* Begin MATERIAL SHOWN *

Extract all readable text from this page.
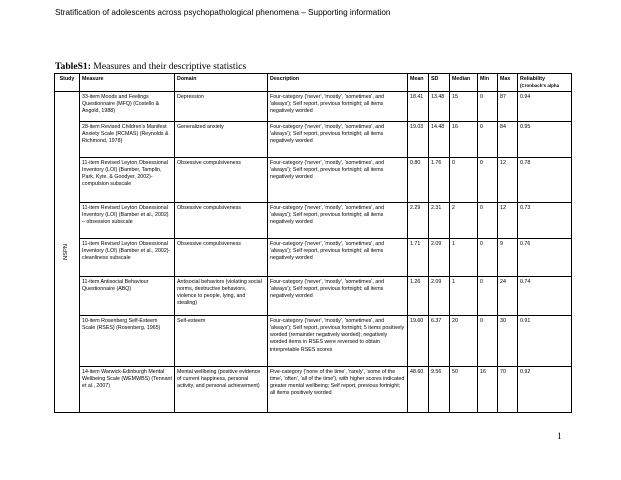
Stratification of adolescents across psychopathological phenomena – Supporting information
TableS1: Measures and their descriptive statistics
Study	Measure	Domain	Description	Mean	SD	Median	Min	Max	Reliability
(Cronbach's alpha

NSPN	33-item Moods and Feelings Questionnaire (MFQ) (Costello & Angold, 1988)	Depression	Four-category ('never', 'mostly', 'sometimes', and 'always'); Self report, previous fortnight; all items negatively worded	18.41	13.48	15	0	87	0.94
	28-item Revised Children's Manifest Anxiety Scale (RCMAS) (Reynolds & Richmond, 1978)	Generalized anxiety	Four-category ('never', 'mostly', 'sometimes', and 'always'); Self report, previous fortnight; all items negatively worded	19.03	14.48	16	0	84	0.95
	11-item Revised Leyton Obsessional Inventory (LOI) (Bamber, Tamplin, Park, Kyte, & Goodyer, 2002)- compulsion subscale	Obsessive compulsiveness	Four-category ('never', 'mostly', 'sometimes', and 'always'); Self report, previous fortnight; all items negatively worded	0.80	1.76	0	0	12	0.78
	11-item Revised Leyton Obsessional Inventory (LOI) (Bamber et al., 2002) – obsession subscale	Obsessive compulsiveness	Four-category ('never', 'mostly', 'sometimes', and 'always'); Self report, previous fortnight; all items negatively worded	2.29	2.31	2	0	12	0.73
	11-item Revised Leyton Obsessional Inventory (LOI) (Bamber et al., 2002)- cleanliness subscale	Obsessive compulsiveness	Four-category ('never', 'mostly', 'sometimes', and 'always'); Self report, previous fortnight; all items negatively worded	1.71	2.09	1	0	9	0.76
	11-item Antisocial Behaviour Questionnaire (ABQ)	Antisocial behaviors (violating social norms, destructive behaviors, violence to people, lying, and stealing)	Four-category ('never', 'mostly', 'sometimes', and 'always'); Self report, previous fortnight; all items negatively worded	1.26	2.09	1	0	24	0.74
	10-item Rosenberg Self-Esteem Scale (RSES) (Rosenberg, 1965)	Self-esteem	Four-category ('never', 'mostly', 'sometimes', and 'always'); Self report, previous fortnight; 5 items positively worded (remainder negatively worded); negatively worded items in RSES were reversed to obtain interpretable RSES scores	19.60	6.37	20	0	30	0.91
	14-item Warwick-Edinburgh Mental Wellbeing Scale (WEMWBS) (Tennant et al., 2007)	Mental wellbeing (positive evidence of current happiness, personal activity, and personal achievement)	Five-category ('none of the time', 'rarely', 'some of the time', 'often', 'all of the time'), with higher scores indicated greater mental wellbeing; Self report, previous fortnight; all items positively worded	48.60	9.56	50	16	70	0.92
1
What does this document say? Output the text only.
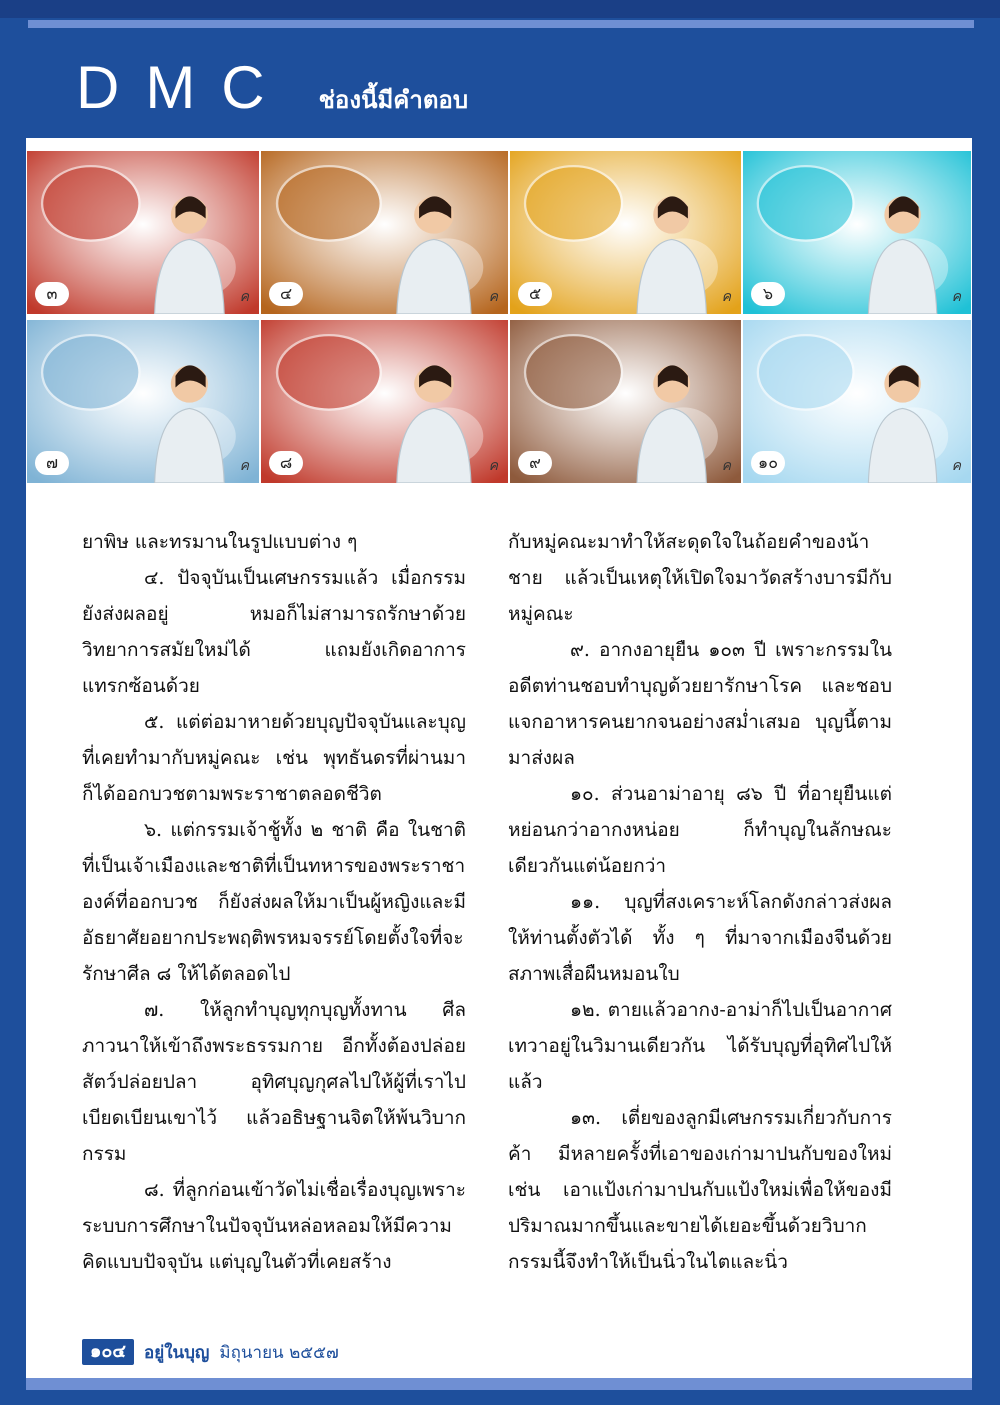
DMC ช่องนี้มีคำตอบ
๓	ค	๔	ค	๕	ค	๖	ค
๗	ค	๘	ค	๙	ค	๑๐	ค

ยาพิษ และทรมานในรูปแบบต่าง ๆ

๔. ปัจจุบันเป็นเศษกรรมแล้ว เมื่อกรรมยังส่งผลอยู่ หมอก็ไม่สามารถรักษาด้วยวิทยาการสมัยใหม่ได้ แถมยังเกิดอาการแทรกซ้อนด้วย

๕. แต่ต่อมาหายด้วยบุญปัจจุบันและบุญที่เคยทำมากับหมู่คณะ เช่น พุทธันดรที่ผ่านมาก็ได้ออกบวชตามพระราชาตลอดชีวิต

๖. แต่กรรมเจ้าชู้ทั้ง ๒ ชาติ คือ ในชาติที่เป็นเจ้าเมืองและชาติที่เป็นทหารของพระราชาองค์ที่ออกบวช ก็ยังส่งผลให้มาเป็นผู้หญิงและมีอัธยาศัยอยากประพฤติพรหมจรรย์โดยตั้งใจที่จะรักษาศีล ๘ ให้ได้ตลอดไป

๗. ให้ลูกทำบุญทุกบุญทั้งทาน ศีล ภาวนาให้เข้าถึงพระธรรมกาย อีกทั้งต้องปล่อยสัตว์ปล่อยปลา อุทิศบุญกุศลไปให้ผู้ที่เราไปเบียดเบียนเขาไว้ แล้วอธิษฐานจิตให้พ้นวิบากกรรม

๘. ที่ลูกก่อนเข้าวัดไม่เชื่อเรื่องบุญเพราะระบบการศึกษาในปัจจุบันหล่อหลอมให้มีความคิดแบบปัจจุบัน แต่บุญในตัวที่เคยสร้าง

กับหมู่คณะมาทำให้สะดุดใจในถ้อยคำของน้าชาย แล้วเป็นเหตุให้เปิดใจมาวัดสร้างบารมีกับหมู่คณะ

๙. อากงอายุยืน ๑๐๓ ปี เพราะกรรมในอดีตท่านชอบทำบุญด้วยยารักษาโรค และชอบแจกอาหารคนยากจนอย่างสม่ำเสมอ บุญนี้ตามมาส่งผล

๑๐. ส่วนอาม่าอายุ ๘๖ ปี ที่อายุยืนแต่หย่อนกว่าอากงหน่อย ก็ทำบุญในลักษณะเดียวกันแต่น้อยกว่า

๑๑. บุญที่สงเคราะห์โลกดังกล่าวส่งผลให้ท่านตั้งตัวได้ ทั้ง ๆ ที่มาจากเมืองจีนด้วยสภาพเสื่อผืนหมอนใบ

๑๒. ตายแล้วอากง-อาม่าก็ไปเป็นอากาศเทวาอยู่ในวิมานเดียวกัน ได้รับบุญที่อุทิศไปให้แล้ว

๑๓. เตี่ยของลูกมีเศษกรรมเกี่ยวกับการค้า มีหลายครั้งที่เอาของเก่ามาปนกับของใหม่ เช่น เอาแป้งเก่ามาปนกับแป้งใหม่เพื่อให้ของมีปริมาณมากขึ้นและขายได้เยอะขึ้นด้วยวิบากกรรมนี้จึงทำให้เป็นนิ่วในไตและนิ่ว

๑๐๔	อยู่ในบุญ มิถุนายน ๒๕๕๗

* End MATERIAL SHOWN *

#### GOAL OF THE EXERCISE:
The records above need to be restated word for word, with the pictures left out.

#### TASK OUTPUT:
Extract all readable text from this page.
Stratification of adolescents across psychopathological phenomena – Supporting information
TableS1: Measures and their descriptive statistics
Study	Measure	Domain	Description	Mean	SD	Median	Min	Max	Reliability
(Cronbach's alpha

NSPN	33-item Moods and Feelings Questionnaire (MFQ) (Costello & Angold, 1988)	Depression	Four-category ('never', 'mostly', 'sometimes', and 'always'); Self report, previous fortnight; all items negatively worded	18.41	13.48	15	0	87	0.94
	28-item Revised Children's Manifest Anxiety Scale (RCMAS) (Reynolds & Richmond, 1978)	Generalized anxiety	Four-category ('never', 'mostly', 'sometimes', and 'always'); Self report, previous fortnight; all items negatively worded	19.03	14.48	16	0	84	0.95
	11-item Revised Leyton Obsessional Inventory (LOI) (Bamber, Tamplin, Park, Kyte, & Goodyer, 2002)- compulsion subscale	Obsessive compulsiveness	Four-category ('never', 'mostly', 'sometimes', and 'always'); Self report, previous fortnight; all items negatively worded	0.80	1.76	0	0	12	0.78
	11-item Revised Leyton Obsessional Inventory (LOI) (Bamber et al., 2002) – obsession subscale	Obsessive compulsiveness	Four-category ('never', 'mostly', 'sometimes', and 'always'); Self report, previous fortnight; all items negatively worded	2.29	2.31	2	0	12	0.73
	11-item Revised Leyton Obsessional Inventory (LOI) (Bamber et al., 2002)- cleanliness subscale	Obsessive compulsiveness	Four-category ('never', 'mostly', 'sometimes', and 'always'); Self report, previous fortnight; all items negatively worded	1.71	2.09	1	0	9	0.76
	11-item Antisocial Behaviour Questionnaire (ABQ)	Antisocial behaviors (violating social norms, destructive behaviors, violence to people, lying, and stealing)	Four-category ('never', 'mostly', 'sometimes', and 'always'); Self report, previous fortnight; all items negatively worded	1.26	2.09	1	0	24	0.74
	10-item Rosenberg Self-Esteem Scale (RSES) (Rosenberg, 1965)	Self-esteem	Four-category ('never', 'mostly', 'sometimes', and 'always'); Self report, previous fortnight; 5 items positively worded (remainder negatively worded); negatively worded items in RSES were reversed to obtain interpretable RSES scores	19.60	6.37	20	0	30	0.91
	14-item Warwick-Edinburgh Mental Wellbeing Scale (WEMWBS) (Tennant et al., 2007)	Mental wellbeing (positive evidence of current happiness, personal activity, and personal achievement)	Five-category ('none of the time', 'rarely', 'some of the time', 'often', 'all of the time'), with higher scores indicated greater mental wellbeing; Self report, previous fortnight; all items positively worded	48.60	9.56	50	16	70	0.92
1
What does this document say? Output the text only.
DMC ช่องนี้มีคำตอบ
๓	ค	๔	ค	๕	ค	๖	ค
๗	ค	๘	ค	๙	ค	๑๐	ค

ยาพิษ และทรมานในรูปแบบต่าง ๆ

๔. ปัจจุบันเป็นเศษกรรมแล้ว เมื่อกรรมยังส่งผลอยู่ หมอก็ไม่สามารถรักษาด้วยวิทยาการสมัยใหม่ได้ แถมยังเกิดอาการแทรกซ้อนด้วย

๕. แต่ต่อมาหายด้วยบุญปัจจุบันและบุญที่เคยทำมากับหมู่คณะ เช่น พุทธันดรที่ผ่านมาก็ได้ออกบวชตามพระราชาตลอดชีวิต

๖. แต่กรรมเจ้าชู้ทั้ง ๒ ชาติ คือ ในชาติที่เป็นเจ้าเมืองและชาติที่เป็นทหารของพระราชาองค์ที่ออกบวช ก็ยังส่งผลให้มาเป็นผู้หญิงและมีอัธยาศัยอยากประพฤติพรหมจรรย์โดยตั้งใจที่จะรักษาศีล ๘ ให้ได้ตลอดไป

๗. ให้ลูกทำบุญทุกบุญทั้งทาน ศีล ภาวนาให้เข้าถึงพระธรรมกาย อีกทั้งต้องปล่อยสัตว์ปล่อยปลา อุทิศบุญกุศลไปให้ผู้ที่เราไปเบียดเบียนเขาไว้ แล้วอธิษฐานจิตให้พ้นวิบากกรรม

๘. ที่ลูกก่อนเข้าวัดไม่เชื่อเรื่องบุญเพราะระบบการศึกษาในปัจจุบันหล่อหลอมให้มีความคิดแบบปัจจุบัน แต่บุญในตัวที่เคยสร้าง

กับหมู่คณะมาทำให้สะดุดใจในถ้อยคำของน้าชาย แล้วเป็นเหตุให้เปิดใจมาวัดสร้างบารมีกับหมู่คณะ

๙. อากงอายุยืน ๑๐๓ ปี เพราะกรรมในอดีตท่านชอบทำบุญด้วยยารักษาโรค และชอบแจกอาหารคนยากจนอย่างสม่ำเสมอ บุญนี้ตามมาส่งผล

๑๐. ส่วนอาม่าอายุ ๘๖ ปี ที่อายุยืนแต่หย่อนกว่าอากงหน่อย ก็ทำบุญในลักษณะเดียวกันแต่น้อยกว่า

๑๑. บุญที่สงเคราะห์โลกดังกล่าวส่งผลให้ท่านตั้งตัวได้ ทั้ง ๆ ที่มาจากเมืองจีนด้วยสภาพเสื่อผืนหมอนใบ

๑๒. ตายแล้วอากง-อาม่าก็ไปเป็นอากาศเทวาอยู่ในวิมานเดียวกัน ได้รับบุญที่อุทิศไปให้แล้ว

๑๓. เตี่ยของลูกมีเศษกรรมเกี่ยวกับการค้า มีหลายครั้งที่เอาของเก่ามาปนกับของใหม่ เช่น เอาแป้งเก่ามาปนกับแป้งใหม่เพื่อให้ของมีปริมาณมากขึ้นและขายได้เยอะขึ้นด้วยวิบากกรรมนี้จึงทำให้เป็นนิ่วในไตและนิ่ว

๑๐๔	อยู่ในบุญ มิถุนายน ๒๕๕๗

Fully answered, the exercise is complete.